Your goal: Without including any images, repeat the data exactly.

-*-*-

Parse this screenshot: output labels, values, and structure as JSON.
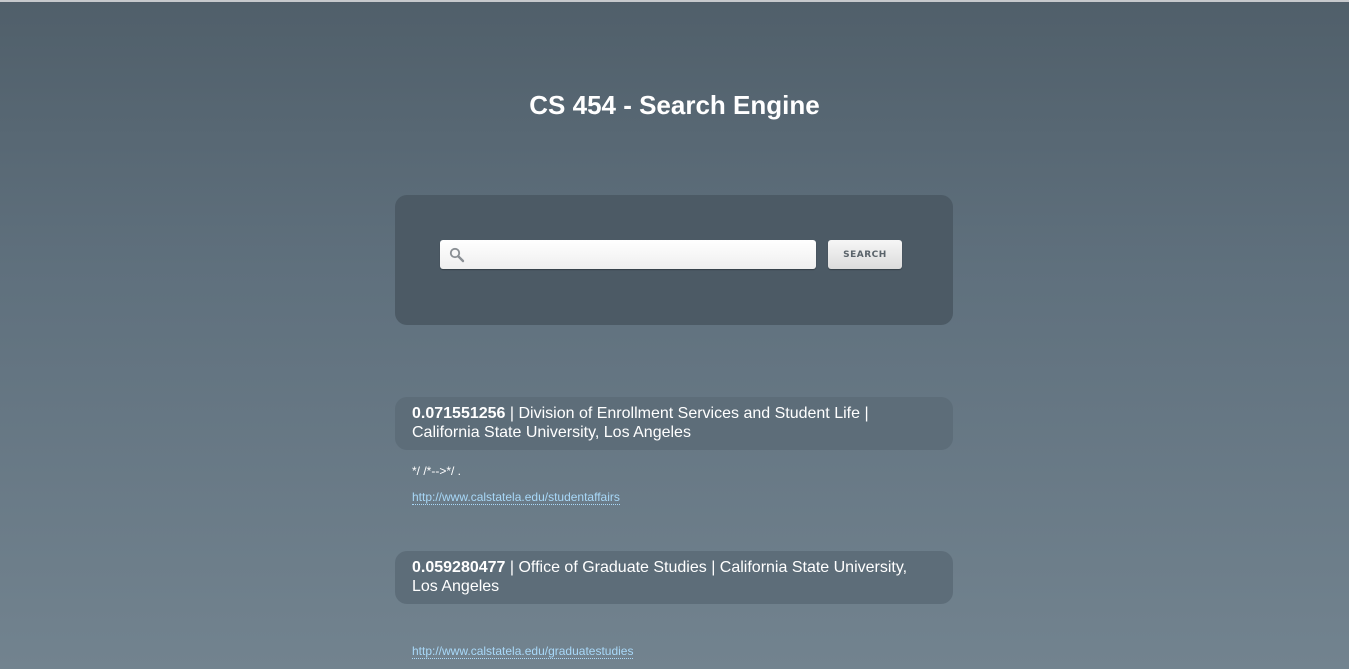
{
  "header": {
    "title": "CS 454 - Search Engine"
  },
  "search": {
    "value": "",
    "placeholder": "",
    "icon": "search-icon",
    "button_label": "SEARCH"
  },
  "results": [
    {
      "score": "0.071551256",
      "title": " | Division of Enrollment Services and Student Life | California State University, Los Angeles",
      "snippet": "*/ /*-->*/ .",
      "url": "http://www.calstatela.edu/studentaffairs"
    },
    {
      "score": "0.059280477",
      "title": " | Office of Graduate Studies | California State University, Los Angeles",
      "snippet": "",
      "url": "http://www.calstatela.edu/graduatestudies"
    }
  ],
  "colors": {
    "background_top": "#505f6a",
    "background_bottom": "#72838f",
    "panel": "#4c5a65",
    "result_header": "#5d6d79",
    "link": "#a8d8f8"
  }
}
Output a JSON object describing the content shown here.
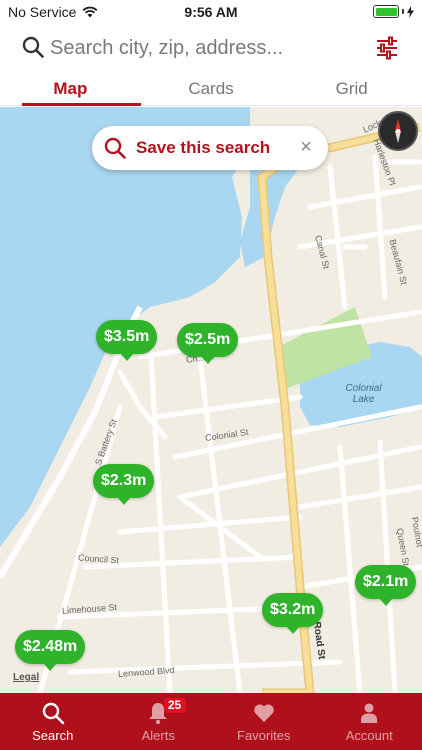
{
  "status_bar": {
    "carrier": "No Service",
    "time": "9:56 AM"
  },
  "search": {
    "placeholder": "Search city, zip, address..."
  },
  "tabs": [
    {
      "label": "Map",
      "active": true
    },
    {
      "label": "Cards",
      "active": false
    },
    {
      "label": "Grid",
      "active": false
    }
  ],
  "map": {
    "save_search_label": "Save this search",
    "legal_label": "Legal",
    "colors": {
      "water": "#a9d6f0",
      "land": "#f2ede3",
      "park": "#bfe3a4",
      "pin": "#2fb32b",
      "major_road": "#f7de99"
    },
    "streets": {
      "lockwood": "Lockwo",
      "ashley": "Harleston Pl",
      "canal": "Canal St",
      "beaufain": "Beaufain St",
      "chisolm": "Ch...St",
      "colonial": "Colonial St",
      "colonial_lake": "Colonial Lake",
      "battery": "S Battery St",
      "council": "Council St",
      "limehouse": "Limehouse St",
      "lenwood": "Lenwood Blvd",
      "queen": "Queen St",
      "poulnot": "Poulnot",
      "rutledge": "Road St"
    },
    "pins": [
      {
        "price": "$3.5m"
      },
      {
        "price": "$2.5m"
      },
      {
        "price": "$2.3m"
      },
      {
        "price": "$2.1m"
      },
      {
        "price": "$3.2m"
      },
      {
        "price": "$2.48m"
      }
    ]
  },
  "bottom_nav": {
    "items": [
      {
        "label": "Search",
        "active": true
      },
      {
        "label": "Alerts",
        "active": false
      },
      {
        "label": "Favorites",
        "active": false
      },
      {
        "label": "Account",
        "active": false
      }
    ],
    "alerts_badge": "25"
  }
}
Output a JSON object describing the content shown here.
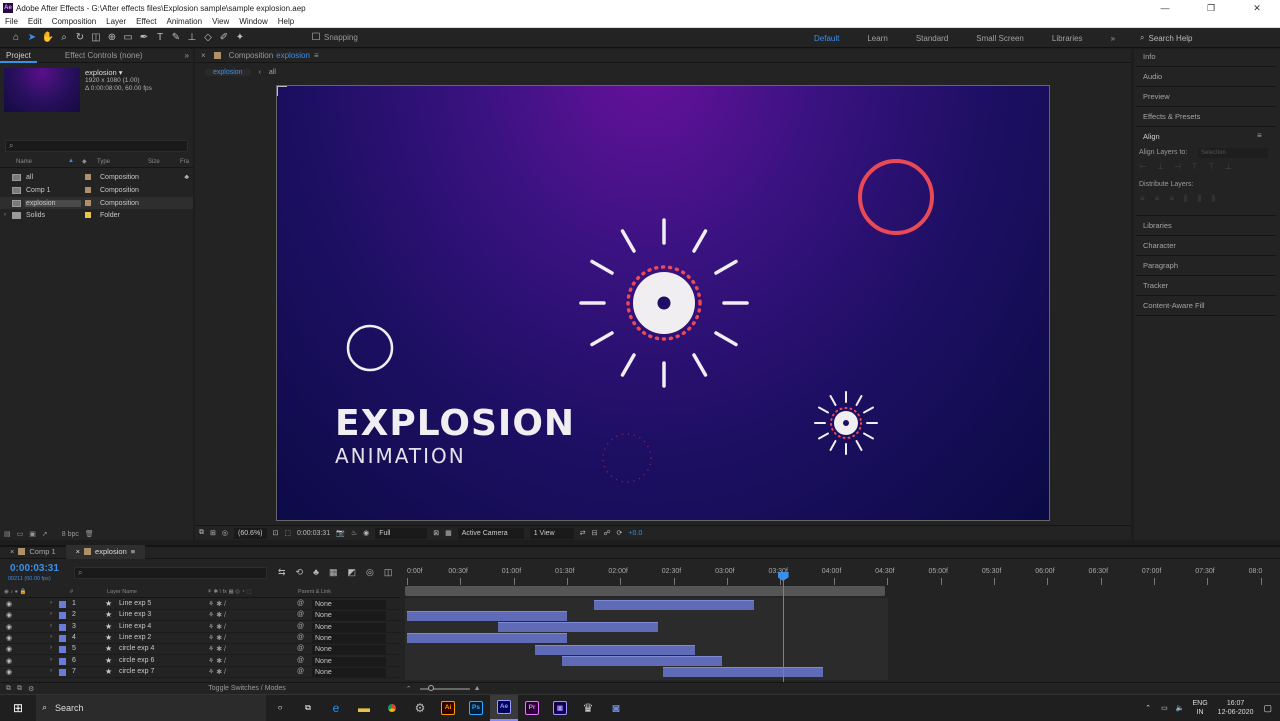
{
  "window": {
    "title": "Adobe After Effects - G:\\After effects files\\Explosion sample\\sample explosion.aep",
    "controls": [
      "—",
      "❐",
      "✕"
    ]
  },
  "menu": [
    "File",
    "Edit",
    "Composition",
    "Layer",
    "Effect",
    "Animation",
    "View",
    "Window",
    "Help"
  ],
  "toolbar": {
    "snapping_label": "Snapping",
    "workspaces": [
      "Default",
      "Learn",
      "Standard",
      "Small Screen",
      "Libraries"
    ],
    "active_workspace": "Default",
    "search_placeholder": "Search Help"
  },
  "project": {
    "tab_project": "Project",
    "tab_effect_controls": "Effect Controls (none)",
    "selected_name": "explosion ▾",
    "selected_dims": "1920 x 1080 (1.00)",
    "selected_duration": "Δ 0:00:08:00, 60.00 fps",
    "columns": {
      "name": "Name",
      "type": "Type",
      "size": "Size",
      "frame": "Fra"
    },
    "items": [
      {
        "name": "all",
        "type": "Composition",
        "label_color": "#b0906a"
      },
      {
        "name": "Comp 1",
        "type": "Composition",
        "label_color": "#b0906a"
      },
      {
        "name": "explosion",
        "type": "Composition",
        "label_color": "#b0906a"
      },
      {
        "name": "Solids",
        "type": "Folder",
        "label_color": "#e3c64b"
      }
    ],
    "bpc": "8 bpc"
  },
  "composition": {
    "header_prefix": "Composition",
    "header_name": "explosion",
    "breadcrumbs": [
      "explosion",
      "all"
    ],
    "title_big": "EXPLOSION",
    "title_small": "ANIMATION",
    "footer": {
      "zoom": "(60.6%)",
      "timecode": "0:00:03:31",
      "resolution": "Full",
      "camera": "Active Camera",
      "view": "1 View",
      "exposure": "+0.0"
    },
    "colors": {
      "accent_red": "#e94a55",
      "white": "#f1eef2"
    }
  },
  "right_panel": {
    "items": [
      "Info",
      "Audio",
      "Preview",
      "Effects & Presets",
      "Align"
    ],
    "align_layers_to": "Align Layers to:",
    "selection": "Selection",
    "distribute_layers": "Distribute Layers:",
    "more_items": [
      "Libraries",
      "Character",
      "Paragraph",
      "Tracker",
      "Content-Aware Fill"
    ]
  },
  "timeline": {
    "tabs": [
      "Comp 1",
      "explosion"
    ],
    "timecode": "0:00:03:31",
    "fps_line": "00211 (60.00 fps)",
    "columns": {
      "source": "Layer Name",
      "parent": "Parent & Link"
    },
    "ruler": [
      "0:00f",
      "00:30f",
      "01:00f",
      "01:30f",
      "02:00f",
      "02:30f",
      "03:00f",
      "03:30f",
      "04:00f",
      "04:30f",
      "05:00f",
      "05:30f",
      "06:00f",
      "06:30f",
      "07:00f",
      "07:30f",
      "08:0"
    ],
    "duration_seconds": 8,
    "current_time_seconds": 3.52,
    "work_area_end_seconds": 4.5,
    "layers": [
      {
        "num": "1",
        "name": "Line exp 5",
        "parent": "None",
        "in": 1.75,
        "out": 3.25
      },
      {
        "num": "2",
        "name": "Line exp 3",
        "parent": "None",
        "in": 0.0,
        "out": 1.5
      },
      {
        "num": "3",
        "name": "Line exp 4",
        "parent": "None",
        "in": 0.85,
        "out": 2.35
      },
      {
        "num": "4",
        "name": "Line exp 2",
        "parent": "None",
        "in": 0.0,
        "out": 1.5
      },
      {
        "num": "5",
        "name": "circle exp 4",
        "parent": "None",
        "in": 1.2,
        "out": 2.7
      },
      {
        "num": "6",
        "name": "circle exp 6",
        "parent": "None",
        "in": 1.45,
        "out": 2.95
      },
      {
        "num": "7",
        "name": "circle exp 7",
        "parent": "None",
        "in": 2.4,
        "out": 3.9
      }
    ],
    "toggle_label": "Toggle Switches / Modes"
  },
  "taskbar": {
    "search": "Search",
    "apps": [
      "Ai",
      "Ps",
      "Ae",
      "Pr"
    ],
    "lang_top": "ENG",
    "lang_bottom": "IN",
    "time": "16:07",
    "date": "12-06-2020"
  }
}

-*-*-

Correct response:
Parse this screenshot: output labels, values, and structure as JSON.
{
  "header": {
    "title": "CS 454 - Search Engine"
  },
  "search": {
    "value": "",
    "placeholder": "",
    "icon": "search-icon",
    "button_label": "SEARCH"
  },
  "results": [
    {
      "score": "0.071551256",
      "title": " | Division of Enrollment Services and Student Life | California State University, Los Angeles",
      "snippet": "*/ /*-->*/ .",
      "url": "http://www.calstatela.edu/studentaffairs"
    },
    {
      "score": "0.059280477",
      "title": " | Office of Graduate Studies | California State University, Los Angeles",
      "snippet": "",
      "url": "http://www.calstatela.edu/graduatestudies"
    }
  ],
  "colors": {
    "background_top": "#505f6a",
    "background_bottom": "#72838f",
    "panel": "#4c5a65",
    "result_header": "#5d6d79",
    "link": "#a8d8f8"
  }
}
Output a JSON object describing the content shown here.
{
  "status_bar": {
    "carrier": "No Service",
    "time": "9:56 AM"
  },
  "search": {
    "placeholder": "Search city, zip, address..."
  },
  "tabs": [
    {
      "label": "Map",
      "active": true
    },
    {
      "label": "Cards",
      "active": false
    },
    {
      "label": "Grid",
      "active": false
    }
  ],
  "map": {
    "save_search_label": "Save this search",
    "legal_label": "Legal",
    "colors": {
      "water": "#a9d6f0",
      "land": "#f2ede3",
      "park": "#bfe3a4",
      "pin": "#2fb32b",
      "major_road": "#f7de99"
    },
    "streets": {
      "lockwood": "Lockwo",
      "ashley": "Harleston Pl",
      "canal": "Canal St",
      "beaufain": "Beaufain St",
      "chisolm": "Ch...St",
      "colonial": "Colonial St",
      "colonial_lake": "Colonial Lake",
      "battery": "S Battery St",
      "council": "Council St",
      "limehouse": "Limehouse St",
      "lenwood": "Lenwood Blvd",
      "queen": "Queen St",
      "poulnot": "Poulnot",
      "rutledge": "Road St"
    },
    "pins": [
      {
        "price": "$3.5m"
      },
      {
        "price": "$2.5m"
      },
      {
        "price": "$2.3m"
      },
      {
        "price": "$2.1m"
      },
      {
        "price": "$3.2m"
      },
      {
        "price": "$2.48m"
      }
    ]
  },
  "bottom_nav": {
    "items": [
      {
        "label": "Search",
        "active": true
      },
      {
        "label": "Alerts",
        "active": false
      },
      {
        "label": "Favorites",
        "active": false
      },
      {
        "label": "Account",
        "active": false
      }
    ],
    "alerts_badge": "25"
  }
}
Output a JSON object describing the content shown here.
{
  "window": {
    "title": "Adobe After Effects - G:\\After effects files\\Explosion sample\\sample explosion.aep",
    "controls": [
      "—",
      "❐",
      "✕"
    ]
  },
  "menu": [
    "File",
    "Edit",
    "Composition",
    "Layer",
    "Effect",
    "Animation",
    "View",
    "Window",
    "Help"
  ],
  "toolbar": {
    "snapping_label": "Snapping",
    "workspaces": [
      "Default",
      "Learn",
      "Standard",
      "Small Screen",
      "Libraries"
    ],
    "active_workspace": "Default",
    "search_placeholder": "Search Help"
  },
  "project": {
    "tab_project": "Project",
    "tab_effect_controls": "Effect Controls (none)",
    "selected_name": "explosion ▾",
    "selected_dims": "1920 x 1080 (1.00)",
    "selected_duration": "Δ 0:00:08:00, 60.00 fps",
    "columns": {
      "name": "Name",
      "type": "Type",
      "size": "Size",
      "frame": "Fra"
    },
    "items": [
      {
        "name": "all",
        "type": "Composition",
        "label_color": "#b0906a"
      },
      {
        "name": "Comp 1",
        "type": "Composition",
        "label_color": "#b0906a"
      },
      {
        "name": "explosion",
        "type": "Composition",
        "label_color": "#b0906a"
      },
      {
        "name": "Solids",
        "type": "Folder",
        "label_color": "#e3c64b"
      }
    ],
    "bpc": "8 bpc"
  },
  "composition": {
    "header_prefix": "Composition",
    "header_name": "explosion",
    "breadcrumbs": [
      "explosion",
      "all"
    ],
    "title_big": "EXPLOSION",
    "title_small": "ANIMATION",
    "footer": {
      "zoom": "(60.6%)",
      "timecode": "0:00:03:31",
      "resolution": "Full",
      "camera": "Active Camera",
      "view": "1 View",
      "exposure": "+0.0"
    },
    "colors": {
      "accent_red": "#e94a55",
      "white": "#f1eef2"
    }
  },
  "right_panel": {
    "items": [
      "Info",
      "Audio",
      "Preview",
      "Effects & Presets",
      "Align"
    ],
    "align_layers_to": "Align Layers to:",
    "selection": "Selection",
    "distribute_layers": "Distribute Layers:",
    "more_items": [
      "Libraries",
      "Character",
      "Paragraph",
      "Tracker",
      "Content-Aware Fill"
    ]
  },
  "timeline": {
    "tabs": [
      "Comp 1",
      "explosion"
    ],
    "timecode": "0:00:03:31",
    "fps_line": "00211 (60.00 fps)",
    "columns": {
      "source": "Layer Name",
      "parent": "Parent & Link"
    },
    "ruler": [
      "0:00f",
      "00:30f",
      "01:00f",
      "01:30f",
      "02:00f",
      "02:30f",
      "03:00f",
      "03:30f",
      "04:00f",
      "04:30f",
      "05:00f",
      "05:30f",
      "06:00f",
      "06:30f",
      "07:00f",
      "07:30f",
      "08:0"
    ],
    "duration_seconds": 8,
    "current_time_seconds": 3.52,
    "work_area_end_seconds": 4.5,
    "layers": [
      {
        "num": "1",
        "name": "Line exp 5",
        "parent": "None",
        "in": 1.75,
        "out": 3.25
      },
      {
        "num": "2",
        "name": "Line exp 3",
        "parent": "None",
        "in": 0.0,
        "out": 1.5
      },
      {
        "num": "3",
        "name": "Line exp 4",
        "parent": "None",
        "in": 0.85,
        "out": 2.35
      },
      {
        "num": "4",
        "name": "Line exp 2",
        "parent": "None",
        "in": 0.0,
        "out": 1.5
      },
      {
        "num": "5",
        "name": "circle exp 4",
        "parent": "None",
        "in": 1.2,
        "out": 2.7
      },
      {
        "num": "6",
        "name": "circle exp 6",
        "parent": "None",
        "in": 1.45,
        "out": 2.95
      },
      {
        "num": "7",
        "name": "circle exp 7",
        "parent": "None",
        "in": 2.4,
        "out": 3.9
      }
    ],
    "toggle_label": "Toggle Switches / Modes"
  },
  "taskbar": {
    "search": "Search",
    "apps": [
      "Ai",
      "Ps",
      "Ae",
      "Pr"
    ],
    "lang_top": "ENG",
    "lang_bottom": "IN",
    "time": "16:07",
    "date": "12-06-2020"
  }
}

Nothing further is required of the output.